Brief: Pictures should be excluded; otherwise, copy every entry exactly.

Recorded information:
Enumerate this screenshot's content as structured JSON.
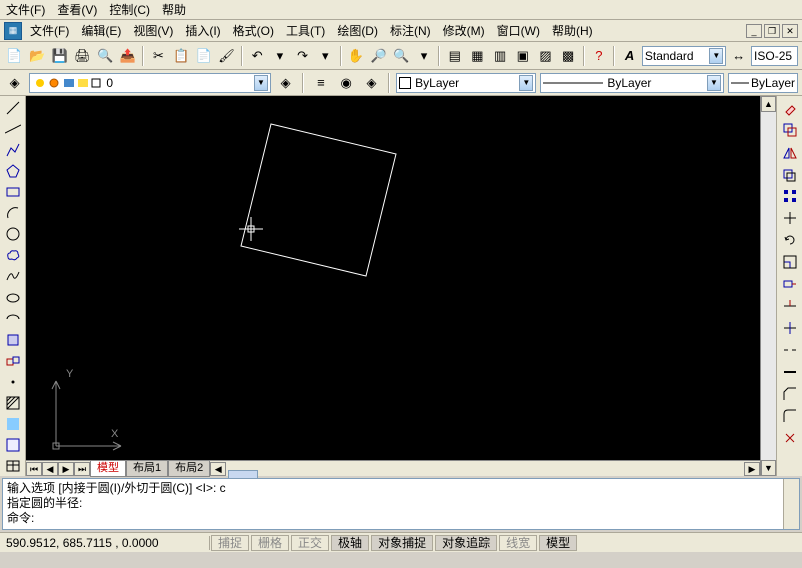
{
  "topmenu": {
    "file": "文件(F)",
    "view": "查看(V)",
    "control": "控制(C)",
    "help": "帮助"
  },
  "menu2": {
    "file": "文件(F)",
    "edit": "编辑(E)",
    "view": "视图(V)",
    "insert": "插入(I)",
    "format": "格式(O)",
    "tools": "工具(T)",
    "draw": "绘图(D)",
    "dimension": "标注(N)",
    "modify": "修改(M)",
    "window": "窗口(W)",
    "help": "帮助(H)"
  },
  "style_dd": "Standard",
  "dim_dd": "ISO-25",
  "layer_dd": "0",
  "color_dd": "ByLayer",
  "linetype_dd": "ByLayer",
  "lineweight_dd": "ByLayer",
  "tabs": {
    "model": "模型",
    "layout1": "布局1",
    "layout2": "布局2"
  },
  "cmd": {
    "l1": "输入选项 [内接于圆(I)/外切于圆(C)] <I>: c",
    "l2": "指定圆的半径:",
    "l3": "命令:"
  },
  "status": {
    "coords": "590.9512, 685.7115 , 0.0000",
    "snap": "捕捉",
    "grid": "栅格",
    "ortho": "正交",
    "polar": "极轴",
    "osnap": "对象捕捉",
    "otrack": "对象追踪",
    "lwt": "线宽",
    "model": "模型"
  },
  "axis": {
    "x": "X",
    "y": "Y"
  }
}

Result below:
Enumerate this screenshot's content as structured JSON.
{
  "topmenu": {
    "file": "文件(F)",
    "view": "查看(V)",
    "control": "控制(C)",
    "help": "帮助"
  },
  "menu2": {
    "file": "文件(F)",
    "edit": "编辑(E)",
    "view": "视图(V)",
    "insert": "插入(I)",
    "format": "格式(O)",
    "tools": "工具(T)",
    "draw": "绘图(D)",
    "dimension": "标注(N)",
    "modify": "修改(M)",
    "window": "窗口(W)",
    "help": "帮助(H)"
  },
  "style_dd": "Standard",
  "dim_dd": "ISO-25",
  "layer_dd": "0",
  "color_dd": "ByLayer",
  "linetype_dd": "ByLayer",
  "lineweight_dd": "ByLayer",
  "tabs": {
    "model": "模型",
    "layout1": "布局1",
    "layout2": "布局2"
  },
  "cmd": {
    "l1": "输入选项 [内接于圆(I)/外切于圆(C)] <I>: c",
    "l2": "指定圆的半径:",
    "l3": "命令:"
  },
  "status": {
    "coords": "590.9512, 685.7115 , 0.0000",
    "snap": "捕捉",
    "grid": "栅格",
    "ortho": "正交",
    "polar": "极轴",
    "osnap": "对象捕捉",
    "otrack": "对象追踪",
    "lwt": "线宽",
    "model": "模型"
  },
  "axis": {
    "x": "X",
    "y": "Y"
  }
}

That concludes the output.